- **Exercise prompt**
Every line below should be repeated exactly.

- **Exercise input**
---*---

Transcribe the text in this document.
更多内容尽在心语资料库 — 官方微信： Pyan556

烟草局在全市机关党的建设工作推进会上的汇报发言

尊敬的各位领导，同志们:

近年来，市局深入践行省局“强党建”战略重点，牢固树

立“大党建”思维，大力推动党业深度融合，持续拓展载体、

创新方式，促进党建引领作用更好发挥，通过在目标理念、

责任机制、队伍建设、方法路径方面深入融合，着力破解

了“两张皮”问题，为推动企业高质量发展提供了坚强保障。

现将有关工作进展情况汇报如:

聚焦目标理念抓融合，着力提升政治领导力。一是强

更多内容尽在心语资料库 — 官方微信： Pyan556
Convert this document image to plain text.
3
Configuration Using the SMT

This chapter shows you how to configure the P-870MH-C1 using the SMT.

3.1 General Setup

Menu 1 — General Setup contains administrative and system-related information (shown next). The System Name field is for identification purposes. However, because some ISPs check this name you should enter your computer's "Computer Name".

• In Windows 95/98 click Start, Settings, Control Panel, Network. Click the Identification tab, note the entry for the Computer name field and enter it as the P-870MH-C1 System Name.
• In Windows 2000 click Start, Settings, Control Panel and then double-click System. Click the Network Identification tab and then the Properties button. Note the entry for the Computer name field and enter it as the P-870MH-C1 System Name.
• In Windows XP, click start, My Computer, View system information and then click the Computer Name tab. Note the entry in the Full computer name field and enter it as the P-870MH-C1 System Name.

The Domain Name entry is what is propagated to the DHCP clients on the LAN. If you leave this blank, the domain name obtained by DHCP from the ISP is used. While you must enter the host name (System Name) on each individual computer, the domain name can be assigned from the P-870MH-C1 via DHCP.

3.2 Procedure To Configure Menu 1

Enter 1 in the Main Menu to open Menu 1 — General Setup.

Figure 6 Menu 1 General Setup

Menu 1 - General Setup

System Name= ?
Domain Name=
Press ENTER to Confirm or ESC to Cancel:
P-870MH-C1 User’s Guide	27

---*---

- **Final result**
Transcribe the text in this document.
更多内容尽在心语资料库 — 官方微信： Pyan556

烟草局在全市机关党的建设工作推进会上的汇报发言

尊敬的各位领导，同志们:

近年来，市局深入践行省局“强党建”战略重点，牢固树

立“大党建”思维，大力推动党业深度融合，持续拓展载体、

创新方式，促进党建引领作用更好发挥，通过在目标理念、

责任机制、队伍建设、方法路径方面深入融合，着力破解

了“两张皮”问题，为推动企业高质量发展提供了坚强保障。

现将有关工作进展情况汇报如:

聚焦目标理念抓融合，着力提升政治领导力。一是强

更多内容尽在心语资料库 — 官方微信： Pyan556
Convert this document image to plain text.
3
Configuration Using the SMT

This chapter shows you how to configure the P-870MH-C1 using the SMT.

3.1 General Setup

Menu 1 — General Setup contains administrative and system-related information (shown next). The System Name field is for identification purposes. However, because some ISPs check this name you should enter your computer's "Computer Name".

• In Windows 95/98 click Start, Settings, Control Panel, Network. Click the Identification tab, note the entry for the Computer name field and enter it as the P-870MH-C1 System Name.
• In Windows 2000 click Start, Settings, Control Panel and then double-click System. Click the Network Identification tab and then the Properties button. Note the entry for the Computer name field and enter it as the P-870MH-C1 System Name.
• In Windows XP, click start, My Computer, View system information and then click the Computer Name tab. Note the entry in the Full computer name field and enter it as the P-870MH-C1 System Name.

The Domain Name entry is what is propagated to the DHCP clients on the LAN. If you leave this blank, the domain name obtained by DHCP from the ISP is used. While you must enter the host name (System Name) on each individual computer, the domain name can be assigned from the P-870MH-C1 via DHCP.

3.2 Procedure To Configure Menu 1

Enter 1 in the Main Menu to open Menu 1 — General Setup.

Figure 6 Menu 1 General Setup

Menu 1 - General Setup

System Name= ?
Domain Name=
Press ENTER to Confirm or ESC to Cancel:
P-870MH-C1 User’s Guide	27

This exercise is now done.